▸ REQUIRED WORK
Write out all the entries word for word, but skip any images.

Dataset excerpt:
___

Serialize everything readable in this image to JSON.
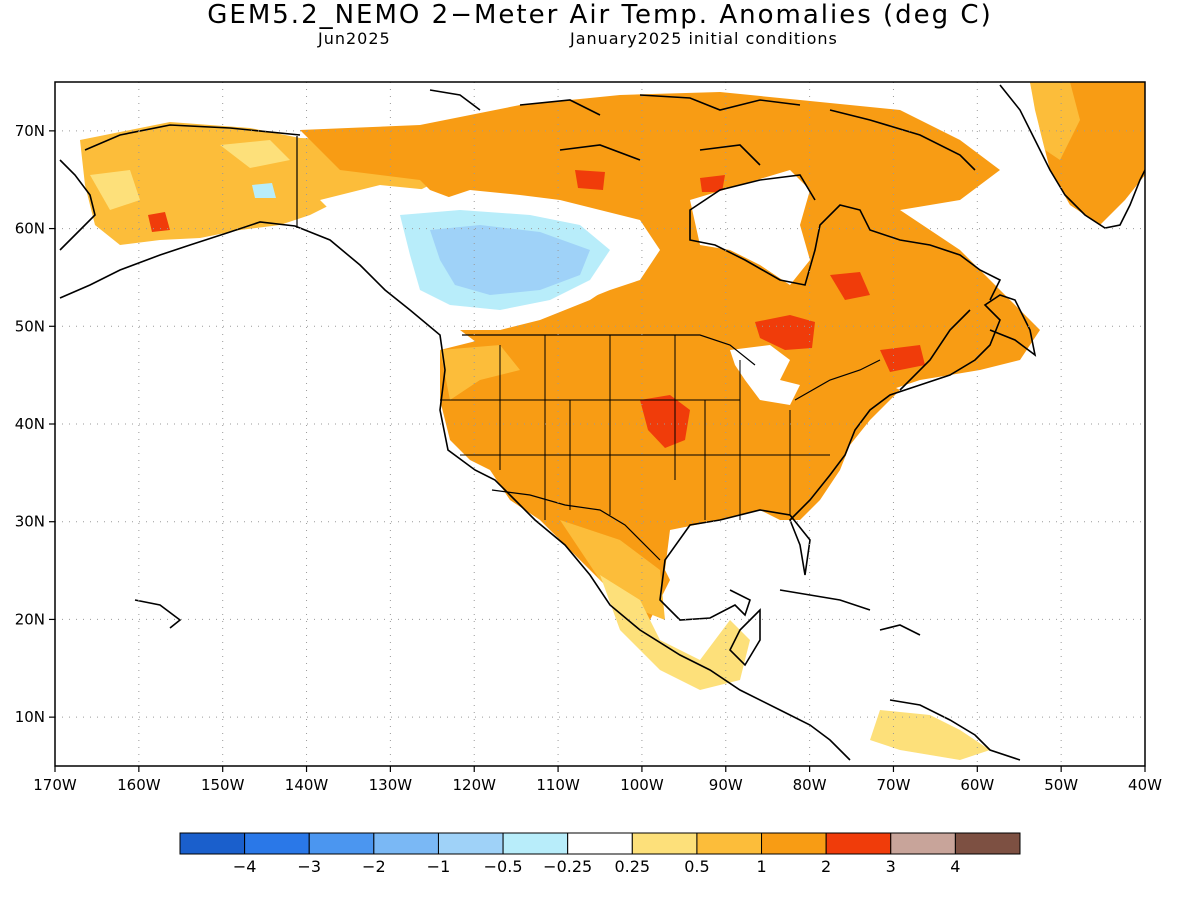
{
  "header": {
    "title": "GEM5.2_NEMO 2−Meter Air Temp. Anomalies (deg C)",
    "subtitle_left": "Jun2025",
    "subtitle_right": "January2025 initial conditions"
  },
  "map": {
    "lon_range": [
      -170,
      -40
    ],
    "lat_range": [
      5,
      75
    ],
    "lon_ticks": [
      "170W",
      "160W",
      "150W",
      "140W",
      "130W",
      "120W",
      "110W",
      "100W",
      "90W",
      "80W",
      "70W",
      "60W",
      "50W",
      "40W"
    ],
    "lat_ticks": [
      "10N",
      "20N",
      "30N",
      "40N",
      "50N",
      "60N",
      "70N"
    ],
    "grid": true,
    "region": "North America"
  },
  "colorbar": {
    "colors": [
      "#1a5fcc",
      "#2a78e8",
      "#4b96f0",
      "#7ab8f5",
      "#9fd2f8",
      "#b8edfa",
      "#ffffff",
      "#fde07a",
      "#fcbd3a",
      "#f89c14",
      "#f03c0a",
      "#c8a49a",
      "#7d5042"
    ],
    "labels": [
      "−4",
      "−3",
      "−2",
      "−1",
      "−0.5",
      "−0.25",
      "0.25",
      "0.5",
      "1",
      "2",
      "3",
      "4"
    ]
  }
}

___

▸ SOLUTION TO THE PROBLEM
Serialize everything readable in this image to JSON.
{
  "header": {
    "title": "GEM5.2_NEMO 2−Meter Air Temp. Anomalies (deg C)",
    "subtitle_left": "Jun2025",
    "subtitle_right": "January2025 initial conditions"
  },
  "map": {
    "lon_range": [
      -170,
      -40
    ],
    "lat_range": [
      5,
      75
    ],
    "lon_ticks": [
      "170W",
      "160W",
      "150W",
      "140W",
      "130W",
      "120W",
      "110W",
      "100W",
      "90W",
      "80W",
      "70W",
      "60W",
      "50W",
      "40W"
    ],
    "lat_ticks": [
      "10N",
      "20N",
      "30N",
      "40N",
      "50N",
      "60N",
      "70N"
    ],
    "grid": true,
    "region": "North America"
  },
  "colorbar": {
    "colors": [
      "#1a5fcc",
      "#2a78e8",
      "#4b96f0",
      "#7ab8f5",
      "#9fd2f8",
      "#b8edfa",
      "#ffffff",
      "#fde07a",
      "#fcbd3a",
      "#f89c14",
      "#f03c0a",
      "#c8a49a",
      "#7d5042"
    ],
    "labels": [
      "−4",
      "−3",
      "−2",
      "−1",
      "−0.5",
      "−0.25",
      "0.25",
      "0.5",
      "1",
      "2",
      "3",
      "4"
    ]
  }
}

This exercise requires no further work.